- Task -
Count how many lines contain the word "help". Please give only the number.

- Stored entries -
- - - - -
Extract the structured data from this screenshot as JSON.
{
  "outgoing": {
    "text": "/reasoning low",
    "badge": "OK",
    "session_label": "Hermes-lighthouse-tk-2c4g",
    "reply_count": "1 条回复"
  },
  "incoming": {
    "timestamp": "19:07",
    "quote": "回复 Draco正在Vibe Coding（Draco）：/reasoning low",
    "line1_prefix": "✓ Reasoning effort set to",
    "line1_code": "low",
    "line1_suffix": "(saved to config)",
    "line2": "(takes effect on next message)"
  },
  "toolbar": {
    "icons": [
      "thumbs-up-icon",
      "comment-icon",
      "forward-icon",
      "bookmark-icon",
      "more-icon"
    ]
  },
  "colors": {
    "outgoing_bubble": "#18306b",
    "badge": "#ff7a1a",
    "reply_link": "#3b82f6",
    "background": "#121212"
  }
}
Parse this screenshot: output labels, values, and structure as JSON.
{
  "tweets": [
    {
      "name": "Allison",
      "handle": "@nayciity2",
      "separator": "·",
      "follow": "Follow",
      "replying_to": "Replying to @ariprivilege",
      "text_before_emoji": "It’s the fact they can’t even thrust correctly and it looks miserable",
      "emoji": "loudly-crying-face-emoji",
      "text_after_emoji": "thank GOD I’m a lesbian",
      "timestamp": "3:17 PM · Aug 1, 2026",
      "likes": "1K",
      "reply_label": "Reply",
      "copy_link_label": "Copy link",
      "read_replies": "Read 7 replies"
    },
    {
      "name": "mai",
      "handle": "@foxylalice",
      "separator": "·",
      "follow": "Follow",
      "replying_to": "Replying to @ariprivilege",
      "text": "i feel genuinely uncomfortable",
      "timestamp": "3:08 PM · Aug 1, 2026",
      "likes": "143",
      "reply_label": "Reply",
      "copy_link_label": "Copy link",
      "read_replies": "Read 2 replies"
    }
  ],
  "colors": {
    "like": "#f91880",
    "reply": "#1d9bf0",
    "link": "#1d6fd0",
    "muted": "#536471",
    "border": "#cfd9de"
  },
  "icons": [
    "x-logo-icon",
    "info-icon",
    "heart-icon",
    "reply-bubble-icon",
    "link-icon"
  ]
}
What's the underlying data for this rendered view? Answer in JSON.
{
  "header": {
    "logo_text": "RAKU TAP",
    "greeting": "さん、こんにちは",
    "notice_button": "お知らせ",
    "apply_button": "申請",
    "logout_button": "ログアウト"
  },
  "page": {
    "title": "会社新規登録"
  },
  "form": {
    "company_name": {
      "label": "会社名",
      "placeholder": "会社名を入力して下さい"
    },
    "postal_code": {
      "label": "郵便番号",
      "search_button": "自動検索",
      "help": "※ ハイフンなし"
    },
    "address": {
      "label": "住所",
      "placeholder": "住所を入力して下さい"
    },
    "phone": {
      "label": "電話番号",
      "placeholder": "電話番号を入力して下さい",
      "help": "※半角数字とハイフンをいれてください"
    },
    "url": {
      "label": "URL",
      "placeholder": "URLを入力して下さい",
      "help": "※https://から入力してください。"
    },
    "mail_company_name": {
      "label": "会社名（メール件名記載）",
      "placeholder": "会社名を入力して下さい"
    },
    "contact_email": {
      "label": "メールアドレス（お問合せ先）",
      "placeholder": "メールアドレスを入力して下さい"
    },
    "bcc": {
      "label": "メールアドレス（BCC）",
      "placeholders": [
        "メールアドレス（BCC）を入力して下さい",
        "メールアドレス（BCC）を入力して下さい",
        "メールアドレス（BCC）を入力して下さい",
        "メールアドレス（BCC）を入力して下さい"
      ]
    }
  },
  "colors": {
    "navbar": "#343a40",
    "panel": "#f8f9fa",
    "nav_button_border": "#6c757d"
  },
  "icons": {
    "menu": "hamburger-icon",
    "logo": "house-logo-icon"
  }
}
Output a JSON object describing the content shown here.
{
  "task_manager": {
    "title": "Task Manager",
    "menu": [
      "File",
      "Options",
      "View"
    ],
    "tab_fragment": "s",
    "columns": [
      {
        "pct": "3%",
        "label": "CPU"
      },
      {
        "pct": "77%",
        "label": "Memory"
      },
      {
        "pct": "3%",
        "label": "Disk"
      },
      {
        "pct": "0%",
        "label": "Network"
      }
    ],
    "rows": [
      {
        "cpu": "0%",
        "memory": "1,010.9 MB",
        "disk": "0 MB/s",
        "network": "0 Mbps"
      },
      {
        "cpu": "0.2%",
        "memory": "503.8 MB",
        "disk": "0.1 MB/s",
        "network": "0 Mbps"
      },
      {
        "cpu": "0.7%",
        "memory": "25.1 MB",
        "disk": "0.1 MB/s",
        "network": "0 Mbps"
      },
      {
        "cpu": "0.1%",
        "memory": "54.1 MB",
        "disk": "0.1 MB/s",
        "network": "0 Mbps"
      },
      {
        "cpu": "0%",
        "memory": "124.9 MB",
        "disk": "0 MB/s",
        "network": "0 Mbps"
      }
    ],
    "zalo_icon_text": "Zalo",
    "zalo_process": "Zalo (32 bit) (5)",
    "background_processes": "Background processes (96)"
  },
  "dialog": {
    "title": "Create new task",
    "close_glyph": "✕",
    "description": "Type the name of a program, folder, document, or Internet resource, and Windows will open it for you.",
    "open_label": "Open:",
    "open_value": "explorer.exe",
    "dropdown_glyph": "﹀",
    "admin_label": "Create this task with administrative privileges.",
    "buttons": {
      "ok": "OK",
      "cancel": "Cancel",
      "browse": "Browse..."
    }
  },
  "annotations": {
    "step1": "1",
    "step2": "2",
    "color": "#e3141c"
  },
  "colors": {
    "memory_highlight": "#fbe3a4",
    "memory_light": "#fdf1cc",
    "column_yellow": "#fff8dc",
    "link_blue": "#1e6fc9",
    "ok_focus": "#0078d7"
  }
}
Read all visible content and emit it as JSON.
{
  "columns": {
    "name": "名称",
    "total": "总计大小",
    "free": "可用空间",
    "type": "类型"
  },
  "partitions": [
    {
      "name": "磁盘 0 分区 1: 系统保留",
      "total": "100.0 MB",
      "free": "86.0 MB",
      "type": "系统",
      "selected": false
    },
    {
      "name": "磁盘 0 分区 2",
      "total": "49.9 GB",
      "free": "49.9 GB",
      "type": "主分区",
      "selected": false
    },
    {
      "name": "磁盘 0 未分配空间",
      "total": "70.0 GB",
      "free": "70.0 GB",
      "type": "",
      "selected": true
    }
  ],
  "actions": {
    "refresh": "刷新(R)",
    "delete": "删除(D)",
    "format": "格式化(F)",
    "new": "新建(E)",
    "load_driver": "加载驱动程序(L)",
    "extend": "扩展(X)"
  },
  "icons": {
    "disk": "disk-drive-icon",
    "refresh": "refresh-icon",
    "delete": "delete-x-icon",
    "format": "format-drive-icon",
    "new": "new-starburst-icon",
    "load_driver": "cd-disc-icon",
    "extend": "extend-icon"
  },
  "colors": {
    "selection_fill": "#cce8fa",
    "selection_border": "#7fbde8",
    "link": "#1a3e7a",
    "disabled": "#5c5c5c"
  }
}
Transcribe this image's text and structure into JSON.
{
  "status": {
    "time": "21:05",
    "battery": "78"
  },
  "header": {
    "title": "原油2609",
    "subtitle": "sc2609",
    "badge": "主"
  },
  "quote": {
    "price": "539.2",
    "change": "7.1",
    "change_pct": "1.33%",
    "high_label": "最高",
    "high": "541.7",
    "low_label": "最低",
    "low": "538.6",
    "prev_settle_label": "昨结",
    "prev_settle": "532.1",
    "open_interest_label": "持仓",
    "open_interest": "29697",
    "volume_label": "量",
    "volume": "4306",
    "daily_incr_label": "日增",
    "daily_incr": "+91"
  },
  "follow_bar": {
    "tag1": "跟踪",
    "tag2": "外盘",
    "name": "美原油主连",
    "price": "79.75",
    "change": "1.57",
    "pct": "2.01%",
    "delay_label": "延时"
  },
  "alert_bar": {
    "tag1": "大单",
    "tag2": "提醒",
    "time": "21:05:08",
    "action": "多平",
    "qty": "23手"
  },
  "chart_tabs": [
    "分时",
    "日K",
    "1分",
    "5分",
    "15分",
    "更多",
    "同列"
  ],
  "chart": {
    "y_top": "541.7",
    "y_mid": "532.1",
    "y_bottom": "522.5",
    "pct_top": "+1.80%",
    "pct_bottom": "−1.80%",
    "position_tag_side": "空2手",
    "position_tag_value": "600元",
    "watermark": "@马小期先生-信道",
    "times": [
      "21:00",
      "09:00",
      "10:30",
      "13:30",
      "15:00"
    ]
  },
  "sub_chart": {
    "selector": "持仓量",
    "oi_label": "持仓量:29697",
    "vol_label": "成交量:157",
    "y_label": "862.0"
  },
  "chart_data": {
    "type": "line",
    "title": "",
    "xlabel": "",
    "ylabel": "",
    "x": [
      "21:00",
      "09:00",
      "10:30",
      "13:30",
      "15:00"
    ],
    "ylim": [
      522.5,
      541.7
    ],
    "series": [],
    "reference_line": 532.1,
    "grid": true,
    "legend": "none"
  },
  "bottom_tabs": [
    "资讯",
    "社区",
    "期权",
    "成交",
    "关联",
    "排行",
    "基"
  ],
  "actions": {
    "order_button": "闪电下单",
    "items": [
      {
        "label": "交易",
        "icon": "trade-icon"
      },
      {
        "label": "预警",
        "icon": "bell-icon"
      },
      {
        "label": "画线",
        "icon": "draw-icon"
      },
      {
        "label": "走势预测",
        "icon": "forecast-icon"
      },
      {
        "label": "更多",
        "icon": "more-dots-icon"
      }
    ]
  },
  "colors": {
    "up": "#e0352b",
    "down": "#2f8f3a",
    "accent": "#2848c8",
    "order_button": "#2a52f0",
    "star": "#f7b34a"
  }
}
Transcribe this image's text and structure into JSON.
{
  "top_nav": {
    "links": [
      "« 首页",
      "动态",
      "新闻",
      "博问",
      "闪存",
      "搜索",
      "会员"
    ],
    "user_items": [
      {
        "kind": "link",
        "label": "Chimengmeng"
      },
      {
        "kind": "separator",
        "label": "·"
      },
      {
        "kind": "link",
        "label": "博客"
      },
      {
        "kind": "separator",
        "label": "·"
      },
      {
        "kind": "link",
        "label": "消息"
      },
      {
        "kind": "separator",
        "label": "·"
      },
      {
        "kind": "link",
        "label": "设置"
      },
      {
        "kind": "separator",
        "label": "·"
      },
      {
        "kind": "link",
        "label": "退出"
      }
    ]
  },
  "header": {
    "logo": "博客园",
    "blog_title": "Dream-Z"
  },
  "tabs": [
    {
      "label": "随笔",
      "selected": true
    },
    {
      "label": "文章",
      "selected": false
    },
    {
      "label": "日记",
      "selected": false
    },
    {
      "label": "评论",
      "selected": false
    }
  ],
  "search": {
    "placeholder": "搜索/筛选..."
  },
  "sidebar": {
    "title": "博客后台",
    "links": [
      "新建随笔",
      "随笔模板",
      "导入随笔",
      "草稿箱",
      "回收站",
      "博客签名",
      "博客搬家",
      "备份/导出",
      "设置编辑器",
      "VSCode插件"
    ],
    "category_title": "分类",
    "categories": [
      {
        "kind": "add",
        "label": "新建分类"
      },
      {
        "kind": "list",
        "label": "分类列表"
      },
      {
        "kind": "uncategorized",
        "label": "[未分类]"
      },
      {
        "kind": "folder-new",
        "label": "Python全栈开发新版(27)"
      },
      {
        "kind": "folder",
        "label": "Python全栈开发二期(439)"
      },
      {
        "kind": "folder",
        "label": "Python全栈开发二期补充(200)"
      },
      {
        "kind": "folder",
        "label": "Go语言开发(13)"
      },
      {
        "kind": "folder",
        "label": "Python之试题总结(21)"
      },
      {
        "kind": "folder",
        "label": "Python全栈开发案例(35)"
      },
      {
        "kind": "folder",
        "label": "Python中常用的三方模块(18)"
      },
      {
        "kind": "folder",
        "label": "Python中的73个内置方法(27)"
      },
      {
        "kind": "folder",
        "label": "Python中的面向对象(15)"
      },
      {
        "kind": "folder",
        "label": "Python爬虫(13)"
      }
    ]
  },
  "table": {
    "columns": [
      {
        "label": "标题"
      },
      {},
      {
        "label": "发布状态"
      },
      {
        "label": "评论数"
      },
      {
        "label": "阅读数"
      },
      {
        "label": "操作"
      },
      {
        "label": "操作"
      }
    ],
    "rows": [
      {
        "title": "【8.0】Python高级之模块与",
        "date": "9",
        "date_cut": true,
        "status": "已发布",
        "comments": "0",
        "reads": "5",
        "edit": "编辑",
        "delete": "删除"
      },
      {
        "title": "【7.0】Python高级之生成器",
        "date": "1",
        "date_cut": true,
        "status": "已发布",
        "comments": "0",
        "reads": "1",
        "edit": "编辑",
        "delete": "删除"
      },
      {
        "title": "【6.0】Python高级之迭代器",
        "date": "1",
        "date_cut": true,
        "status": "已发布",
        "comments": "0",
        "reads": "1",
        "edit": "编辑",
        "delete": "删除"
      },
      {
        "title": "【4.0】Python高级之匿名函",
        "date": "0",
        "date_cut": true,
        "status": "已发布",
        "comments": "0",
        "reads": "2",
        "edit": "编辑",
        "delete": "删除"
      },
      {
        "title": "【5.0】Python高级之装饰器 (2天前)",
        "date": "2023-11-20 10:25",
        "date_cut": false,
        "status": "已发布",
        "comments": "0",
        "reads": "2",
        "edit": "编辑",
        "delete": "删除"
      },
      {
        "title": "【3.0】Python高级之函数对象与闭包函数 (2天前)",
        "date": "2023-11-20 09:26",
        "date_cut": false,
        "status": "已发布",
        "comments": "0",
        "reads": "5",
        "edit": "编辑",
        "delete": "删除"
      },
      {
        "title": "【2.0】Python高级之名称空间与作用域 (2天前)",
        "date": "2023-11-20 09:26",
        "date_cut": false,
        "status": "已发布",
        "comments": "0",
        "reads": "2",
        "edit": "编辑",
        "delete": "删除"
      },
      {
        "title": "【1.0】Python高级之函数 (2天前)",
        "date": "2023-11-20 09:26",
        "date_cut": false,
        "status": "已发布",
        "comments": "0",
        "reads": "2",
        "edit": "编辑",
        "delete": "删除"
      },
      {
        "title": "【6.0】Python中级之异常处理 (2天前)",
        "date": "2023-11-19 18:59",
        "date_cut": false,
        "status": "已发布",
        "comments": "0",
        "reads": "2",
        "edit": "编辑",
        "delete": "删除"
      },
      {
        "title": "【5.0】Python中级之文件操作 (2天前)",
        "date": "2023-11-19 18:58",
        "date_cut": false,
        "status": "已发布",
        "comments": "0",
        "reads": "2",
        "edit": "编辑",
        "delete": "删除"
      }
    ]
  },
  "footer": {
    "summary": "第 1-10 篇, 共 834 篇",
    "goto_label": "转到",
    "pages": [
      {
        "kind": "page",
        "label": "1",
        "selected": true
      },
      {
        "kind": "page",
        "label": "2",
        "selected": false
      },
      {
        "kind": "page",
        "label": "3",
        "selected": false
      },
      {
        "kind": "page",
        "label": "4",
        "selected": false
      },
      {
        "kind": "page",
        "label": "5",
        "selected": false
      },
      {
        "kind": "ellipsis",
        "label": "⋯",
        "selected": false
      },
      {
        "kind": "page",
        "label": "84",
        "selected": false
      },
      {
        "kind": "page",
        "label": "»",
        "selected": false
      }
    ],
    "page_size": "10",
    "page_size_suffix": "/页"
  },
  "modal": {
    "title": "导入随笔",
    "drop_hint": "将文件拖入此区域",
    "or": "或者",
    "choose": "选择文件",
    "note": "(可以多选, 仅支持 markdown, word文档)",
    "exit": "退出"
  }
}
- - - - -
- Problem solution -
3